Return the records word for word. Any pictures in them are not part of the copy.

···

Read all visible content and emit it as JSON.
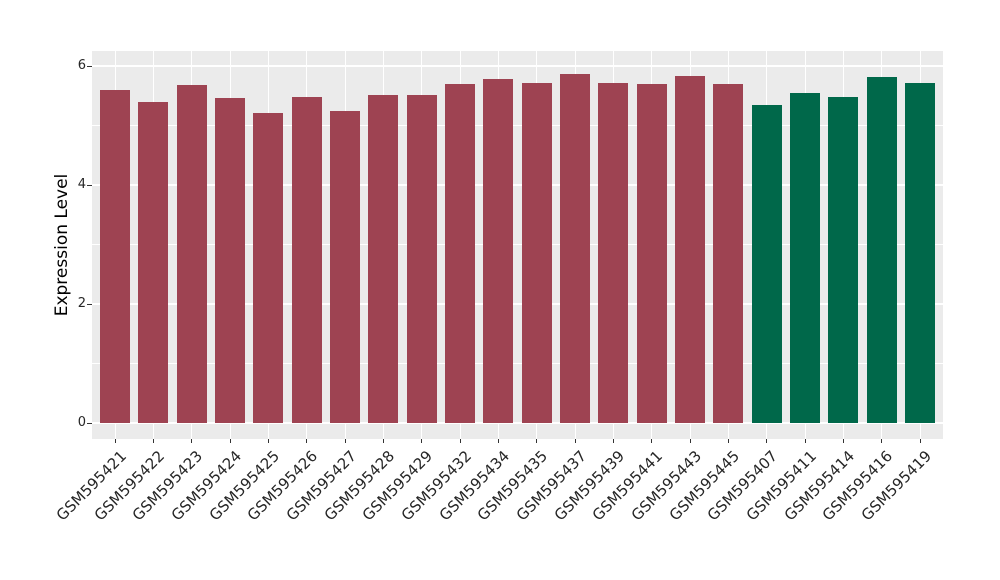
{
  "chart_data": {
    "type": "bar",
    "title": "",
    "xlabel": "",
    "ylabel": "Expression Level",
    "categories": [
      "GSM595421",
      "GSM595422",
      "GSM595423",
      "GSM595424",
      "GSM595425",
      "GSM595426",
      "GSM595427",
      "GSM595428",
      "GSM595429",
      "GSM595432",
      "GSM595434",
      "GSM595435",
      "GSM595437",
      "GSM595439",
      "GSM595441",
      "GSM595443",
      "GSM595445",
      "GSM595407",
      "GSM595411",
      "GSM595414",
      "GSM595416",
      "GSM595419"
    ],
    "values": [
      5.6,
      5.4,
      5.68,
      5.46,
      5.21,
      5.48,
      5.25,
      5.51,
      5.51,
      5.69,
      5.78,
      5.72,
      5.87,
      5.72,
      5.69,
      5.84,
      5.69,
      5.35,
      5.54,
      5.48,
      5.82,
      5.71
    ],
    "bar_colors": [
      "#9e4352",
      "#9e4352",
      "#9e4352",
      "#9e4352",
      "#9e4352",
      "#9e4352",
      "#9e4352",
      "#9e4352",
      "#9e4352",
      "#9e4352",
      "#9e4352",
      "#9e4352",
      "#9e4352",
      "#9e4352",
      "#9e4352",
      "#9e4352",
      "#9e4352",
      "#00684a",
      "#00684a",
      "#00684a",
      "#00684a",
      "#00684a"
    ],
    "colors": {
      "maroon_group": "#9e4352",
      "green_group": "#00684a",
      "panel_bg": "#ebebeb",
      "grid": "#ffffff",
      "axis_text": "#262626"
    },
    "yticks": [
      0,
      2,
      4,
      6
    ],
    "minor_yticks": [
      1,
      3,
      5
    ],
    "ylim": [
      0,
      6.2
    ],
    "grid": true,
    "legend_position": "none"
  }
}
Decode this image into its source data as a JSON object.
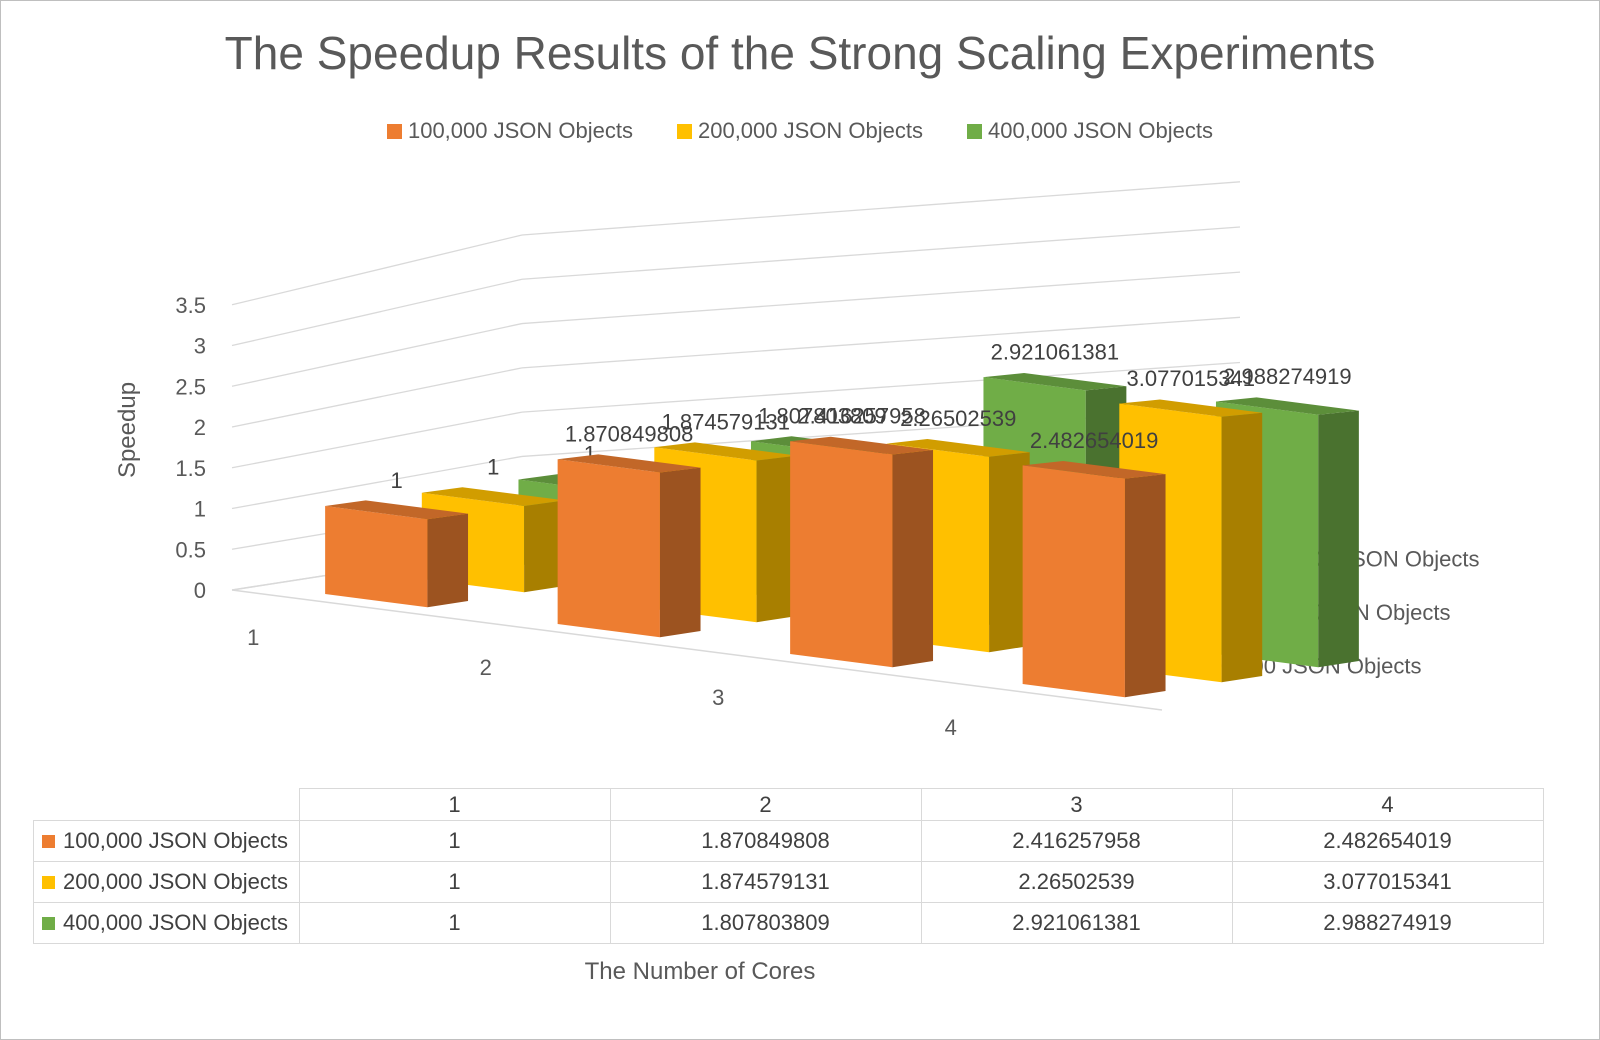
{
  "chart_data": {
    "type": "bar",
    "subtype": "3d-column",
    "title": "The Speedup Results of the Strong Scaling Experiments",
    "xlabel": "The Number of Cores",
    "ylabel": "Speedup",
    "ylim": [
      0,
      3.5
    ],
    "yticks": [
      "0",
      "0.5",
      "1",
      "1.5",
      "2",
      "2.5",
      "3",
      "3.5"
    ],
    "categories": [
      "1",
      "2",
      "3",
      "4"
    ],
    "legend_position": "top",
    "gridlines": true,
    "series": [
      {
        "name": "100,000 JSON Objects",
        "color": "#ED7D31",
        "values": [
          1,
          1.870849808,
          2.416257958,
          2.482654019
        ],
        "labels": [
          "1",
          "1.870849808",
          "2.416257958",
          "2.482654019"
        ]
      },
      {
        "name": "200,000 JSON Objects",
        "color": "#FFC000",
        "values": [
          1,
          1.874579131,
          2.26502539,
          3.077015341
        ],
        "labels": [
          "1",
          "1.874579131",
          "2.26502539",
          "3.077015341"
        ]
      },
      {
        "name": "400,000 JSON Objects",
        "color": "#70AD47",
        "values": [
          1,
          1.807803809,
          2.921061381,
          2.988274919
        ],
        "labels": [
          "1",
          "1.807803809",
          "2.921061381",
          "2.988274919"
        ]
      }
    ],
    "data_table": true
  }
}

···

Output for this exercise:
Read all visible content and emit it as JSON.
{
  "chart_data": {
    "type": "bar",
    "title": "",
    "xlabel": "",
    "ylabel": "Expression Level",
    "categories": [
      "GSM595421",
      "GSM595422",
      "GSM595423",
      "GSM595424",
      "GSM595425",
      "GSM595426",
      "GSM595427",
      "GSM595428",
      "GSM595429",
      "GSM595432",
      "GSM595434",
      "GSM595435",
      "GSM595437",
      "GSM595439",
      "GSM595441",
      "GSM595443",
      "GSM595445",
      "GSM595407",
      "GSM595411",
      "GSM595414",
      "GSM595416",
      "GSM595419"
    ],
    "values": [
      5.6,
      5.4,
      5.68,
      5.46,
      5.21,
      5.48,
      5.25,
      5.51,
      5.51,
      5.69,
      5.78,
      5.72,
      5.87,
      5.72,
      5.69,
      5.84,
      5.69,
      5.35,
      5.54,
      5.48,
      5.82,
      5.71
    ],
    "bar_colors": [
      "#9e4352",
      "#9e4352",
      "#9e4352",
      "#9e4352",
      "#9e4352",
      "#9e4352",
      "#9e4352",
      "#9e4352",
      "#9e4352",
      "#9e4352",
      "#9e4352",
      "#9e4352",
      "#9e4352",
      "#9e4352",
      "#9e4352",
      "#9e4352",
      "#9e4352",
      "#00684a",
      "#00684a",
      "#00684a",
      "#00684a",
      "#00684a"
    ],
    "colors": {
      "maroon_group": "#9e4352",
      "green_group": "#00684a",
      "panel_bg": "#ebebeb",
      "grid": "#ffffff",
      "axis_text": "#262626"
    },
    "yticks": [
      0,
      2,
      4,
      6
    ],
    "minor_yticks": [
      1,
      3,
      5
    ],
    "ylim": [
      0,
      6.2
    ],
    "grid": true,
    "legend_position": "none"
  }
}
Decode this image into its source data as a JSON object.
{
  "chart_data": {
    "type": "bar",
    "subtype": "3d-column",
    "title": "The Speedup Results of the Strong Scaling Experiments",
    "xlabel": "The Number of Cores",
    "ylabel": "Speedup",
    "ylim": [
      0,
      3.5
    ],
    "yticks": [
      "0",
      "0.5",
      "1",
      "1.5",
      "2",
      "2.5",
      "3",
      "3.5"
    ],
    "categories": [
      "1",
      "2",
      "3",
      "4"
    ],
    "legend_position": "top",
    "gridlines": true,
    "series": [
      {
        "name": "100,000 JSON Objects",
        "color": "#ED7D31",
        "values": [
          1,
          1.870849808,
          2.416257958,
          2.482654019
        ],
        "labels": [
          "1",
          "1.870849808",
          "2.416257958",
          "2.482654019"
        ]
      },
      {
        "name": "200,000 JSON Objects",
        "color": "#FFC000",
        "values": [
          1,
          1.874579131,
          2.26502539,
          3.077015341
        ],
        "labels": [
          "1",
          "1.874579131",
          "2.26502539",
          "3.077015341"
        ]
      },
      {
        "name": "400,000 JSON Objects",
        "color": "#70AD47",
        "values": [
          1,
          1.807803809,
          2.921061381,
          2.988274919
        ],
        "labels": [
          "1",
          "1.807803809",
          "2.921061381",
          "2.988274919"
        ]
      }
    ],
    "data_table": true
  }
}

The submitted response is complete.